**WHAT YOU ARE ASKED TO DO**
The exercise asks for every line of the data to be reproduced exactly.

**INPUT DATA**
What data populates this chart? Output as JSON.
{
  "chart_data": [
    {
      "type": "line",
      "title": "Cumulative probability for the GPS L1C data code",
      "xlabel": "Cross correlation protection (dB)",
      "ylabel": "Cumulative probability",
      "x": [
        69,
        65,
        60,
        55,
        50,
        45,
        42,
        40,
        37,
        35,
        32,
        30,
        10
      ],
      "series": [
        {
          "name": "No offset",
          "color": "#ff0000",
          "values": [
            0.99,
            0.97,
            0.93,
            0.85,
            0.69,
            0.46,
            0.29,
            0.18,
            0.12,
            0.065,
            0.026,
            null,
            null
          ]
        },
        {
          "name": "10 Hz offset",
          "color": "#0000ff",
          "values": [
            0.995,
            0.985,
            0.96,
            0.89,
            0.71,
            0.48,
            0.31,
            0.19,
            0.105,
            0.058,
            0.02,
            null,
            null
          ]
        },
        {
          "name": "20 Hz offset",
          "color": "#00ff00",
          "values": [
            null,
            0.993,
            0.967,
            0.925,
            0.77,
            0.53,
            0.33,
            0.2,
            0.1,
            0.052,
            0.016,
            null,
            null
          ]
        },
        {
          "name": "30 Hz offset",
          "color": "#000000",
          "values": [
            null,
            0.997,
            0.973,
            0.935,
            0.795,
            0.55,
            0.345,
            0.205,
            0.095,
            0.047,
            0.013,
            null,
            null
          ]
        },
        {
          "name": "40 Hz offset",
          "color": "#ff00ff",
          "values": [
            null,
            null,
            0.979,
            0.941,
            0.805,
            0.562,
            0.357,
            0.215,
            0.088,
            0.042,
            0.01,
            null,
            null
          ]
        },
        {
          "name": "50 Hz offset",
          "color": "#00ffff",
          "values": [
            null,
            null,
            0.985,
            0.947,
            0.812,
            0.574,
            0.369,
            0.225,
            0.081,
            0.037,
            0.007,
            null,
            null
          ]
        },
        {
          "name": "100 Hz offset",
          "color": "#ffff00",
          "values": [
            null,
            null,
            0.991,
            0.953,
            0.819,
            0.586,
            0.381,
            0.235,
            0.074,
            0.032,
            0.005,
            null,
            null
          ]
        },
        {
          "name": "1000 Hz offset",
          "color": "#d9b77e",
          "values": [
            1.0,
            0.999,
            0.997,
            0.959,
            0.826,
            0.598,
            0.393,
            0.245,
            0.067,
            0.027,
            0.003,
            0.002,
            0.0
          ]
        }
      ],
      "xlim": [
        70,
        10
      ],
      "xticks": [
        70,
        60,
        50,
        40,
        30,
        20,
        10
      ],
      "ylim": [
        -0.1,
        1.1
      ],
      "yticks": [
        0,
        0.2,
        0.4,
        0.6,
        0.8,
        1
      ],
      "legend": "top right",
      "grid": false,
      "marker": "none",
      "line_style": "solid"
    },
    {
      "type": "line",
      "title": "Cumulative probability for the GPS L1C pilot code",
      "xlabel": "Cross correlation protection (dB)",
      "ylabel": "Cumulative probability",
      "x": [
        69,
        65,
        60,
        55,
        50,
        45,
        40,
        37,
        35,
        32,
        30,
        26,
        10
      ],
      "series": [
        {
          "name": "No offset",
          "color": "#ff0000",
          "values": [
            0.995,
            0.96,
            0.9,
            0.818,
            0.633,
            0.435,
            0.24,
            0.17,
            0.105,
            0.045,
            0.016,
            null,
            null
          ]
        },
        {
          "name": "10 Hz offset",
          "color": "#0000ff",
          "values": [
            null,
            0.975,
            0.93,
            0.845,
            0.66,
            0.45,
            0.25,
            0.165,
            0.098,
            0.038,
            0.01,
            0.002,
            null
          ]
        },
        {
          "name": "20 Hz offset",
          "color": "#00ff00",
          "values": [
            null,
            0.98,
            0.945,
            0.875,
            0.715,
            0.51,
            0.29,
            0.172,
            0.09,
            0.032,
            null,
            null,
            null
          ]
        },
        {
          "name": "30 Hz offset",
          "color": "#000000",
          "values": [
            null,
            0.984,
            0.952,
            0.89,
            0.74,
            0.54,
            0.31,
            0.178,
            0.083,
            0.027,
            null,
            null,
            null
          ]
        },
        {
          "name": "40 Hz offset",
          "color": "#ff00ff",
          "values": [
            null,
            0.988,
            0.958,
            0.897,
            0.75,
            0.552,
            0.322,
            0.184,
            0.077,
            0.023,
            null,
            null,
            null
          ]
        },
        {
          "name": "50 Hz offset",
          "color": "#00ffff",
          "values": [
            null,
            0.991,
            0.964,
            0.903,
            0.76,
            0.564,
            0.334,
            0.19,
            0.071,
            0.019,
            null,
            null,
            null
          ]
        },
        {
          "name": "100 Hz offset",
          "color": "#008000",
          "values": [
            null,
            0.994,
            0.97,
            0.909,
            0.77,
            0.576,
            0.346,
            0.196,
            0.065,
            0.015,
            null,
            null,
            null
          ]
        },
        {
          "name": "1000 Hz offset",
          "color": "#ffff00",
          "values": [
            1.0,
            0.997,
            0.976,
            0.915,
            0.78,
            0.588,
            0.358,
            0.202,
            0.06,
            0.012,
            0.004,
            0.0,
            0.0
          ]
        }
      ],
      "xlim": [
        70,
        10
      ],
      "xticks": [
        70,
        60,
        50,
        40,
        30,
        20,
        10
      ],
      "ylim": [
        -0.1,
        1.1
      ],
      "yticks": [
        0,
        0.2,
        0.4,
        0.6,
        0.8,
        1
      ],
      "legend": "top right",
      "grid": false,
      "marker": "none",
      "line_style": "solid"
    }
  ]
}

**FINISHED EXERCISE**
What data populates this chart? Output as JSON.
{
  "chart_data": [
    {
      "type": "line",
      "title": "Cumulative probability for the GPS L1C data code",
      "xlabel": "Cross correlation protection (dB)",
      "ylabel": "Cumulative probability",
      "x": [
        69,
        65,
        60,
        55,
        50,
        45,
        42,
        40,
        37,
        35,
        32,
        30,
        10
      ],
      "series": [
        {
          "name": "No offset",
          "color": "#ff0000",
          "values": [
            0.99,
            0.97,
            0.93,
            0.85,
            0.69,
            0.46,
            0.29,
            0.18,
            0.12,
            0.065,
            0.026,
            null,
            null
          ]
        },
        {
          "name": "10 Hz offset",
          "color": "#0000ff",
          "values": [
            0.995,
            0.985,
            0.96,
            0.89,
            0.71,
            0.48,
            0.31,
            0.19,
            0.105,
            0.058,
            0.02,
            null,
            null
          ]
        },
        {
          "name": "20 Hz offset",
          "color": "#00ff00",
          "values": [
            null,
            0.993,
            0.967,
            0.925,
            0.77,
            0.53,
            0.33,
            0.2,
            0.1,
            0.052,
            0.016,
            null,
            null
          ]
        },
        {
          "name": "30 Hz offset",
          "color": "#000000",
          "values": [
            null,
            0.997,
            0.973,
            0.935,
            0.795,
            0.55,
            0.345,
            0.205,
            0.095,
            0.047,
            0.013,
            null,
            null
          ]
        },
        {
          "name": "40 Hz offset",
          "color": "#ff00ff",
          "values": [
            null,
            null,
            0.979,
            0.941,
            0.805,
            0.562,
            0.357,
            0.215,
            0.088,
            0.042,
            0.01,
            null,
            null
          ]
        },
        {
          "name": "50 Hz offset",
          "color": "#00ffff",
          "values": [
            null,
            null,
            0.985,
            0.947,
            0.812,
            0.574,
            0.369,
            0.225,
            0.081,
            0.037,
            0.007,
            null,
            null
          ]
        },
        {
          "name": "100 Hz offset",
          "color": "#ffff00",
          "values": [
            null,
            null,
            0.991,
            0.953,
            0.819,
            0.586,
            0.381,
            0.235,
            0.074,
            0.032,
            0.005,
            null,
            null
          ]
        },
        {
          "name": "1000 Hz offset",
          "color": "#d9b77e",
          "values": [
            1.0,
            0.999,
            0.997,
            0.959,
            0.826,
            0.598,
            0.393,
            0.245,
            0.067,
            0.027,
            0.003,
            0.002,
            0.0
          ]
        }
      ],
      "xlim": [
        70,
        10
      ],
      "xticks": [
        70,
        60,
        50,
        40,
        30,
        20,
        10
      ],
      "ylim": [
        -0.1,
        1.1
      ],
      "yticks": [
        0,
        0.2,
        0.4,
        0.6,
        0.8,
        1
      ],
      "legend": "top right",
      "grid": false,
      "marker": "none",
      "line_style": "solid"
    },
    {
      "type": "line",
      "title": "Cumulative probability for the GPS L1C pilot code",
      "xlabel": "Cross correlation protection (dB)",
      "ylabel": "Cumulative probability",
      "x": [
        69,
        65,
        60,
        55,
        50,
        45,
        40,
        37,
        35,
        32,
        30,
        26,
        10
      ],
      "series": [
        {
          "name": "No offset",
          "color": "#ff0000",
          "values": [
            0.995,
            0.96,
            0.9,
            0.818,
            0.633,
            0.435,
            0.24,
            0.17,
            0.105,
            0.045,
            0.016,
            null,
            null
          ]
        },
        {
          "name": "10 Hz offset",
          "color": "#0000ff",
          "values": [
            null,
            0.975,
            0.93,
            0.845,
            0.66,
            0.45,
            0.25,
            0.165,
            0.098,
            0.038,
            0.01,
            0.002,
            null
          ]
        },
        {
          "name": "20 Hz offset",
          "color": "#00ff00",
          "values": [
            null,
            0.98,
            0.945,
            0.875,
            0.715,
            0.51,
            0.29,
            0.172,
            0.09,
            0.032,
            null,
            null,
            null
          ]
        },
        {
          "name": "30 Hz offset",
          "color": "#000000",
          "values": [
            null,
            0.984,
            0.952,
            0.89,
            0.74,
            0.54,
            0.31,
            0.178,
            0.083,
            0.027,
            null,
            null,
            null
          ]
        },
        {
          "name": "40 Hz offset",
          "color": "#ff00ff",
          "values": [
            null,
            0.988,
            0.958,
            0.897,
            0.75,
            0.552,
            0.322,
            0.184,
            0.077,
            0.023,
            null,
            null,
            null
          ]
        },
        {
          "name": "50 Hz offset",
          "color": "#00ffff",
          "values": [
            null,
            0.991,
            0.964,
            0.903,
            0.76,
            0.564,
            0.334,
            0.19,
            0.071,
            0.019,
            null,
            null,
            null
          ]
        },
        {
          "name": "100 Hz offset",
          "color": "#008000",
          "values": [
            null,
            0.994,
            0.97,
            0.909,
            0.77,
            0.576,
            0.346,
            0.196,
            0.065,
            0.015,
            null,
            null,
            null
          ]
        },
        {
          "name": "1000 Hz offset",
          "color": "#ffff00",
          "values": [
            1.0,
            0.997,
            0.976,
            0.915,
            0.78,
            0.588,
            0.358,
            0.202,
            0.06,
            0.012,
            0.004,
            0.0,
            0.0
          ]
        }
      ],
      "xlim": [
        70,
        10
      ],
      "xticks": [
        70,
        60,
        50,
        40,
        30,
        20,
        10
      ],
      "ylim": [
        -0.1,
        1.1
      ],
      "yticks": [
        0,
        0.2,
        0.4,
        0.6,
        0.8,
        1
      ],
      "legend": "top right",
      "grid": false,
      "marker": "none",
      "line_style": "solid"
    }
  ]
}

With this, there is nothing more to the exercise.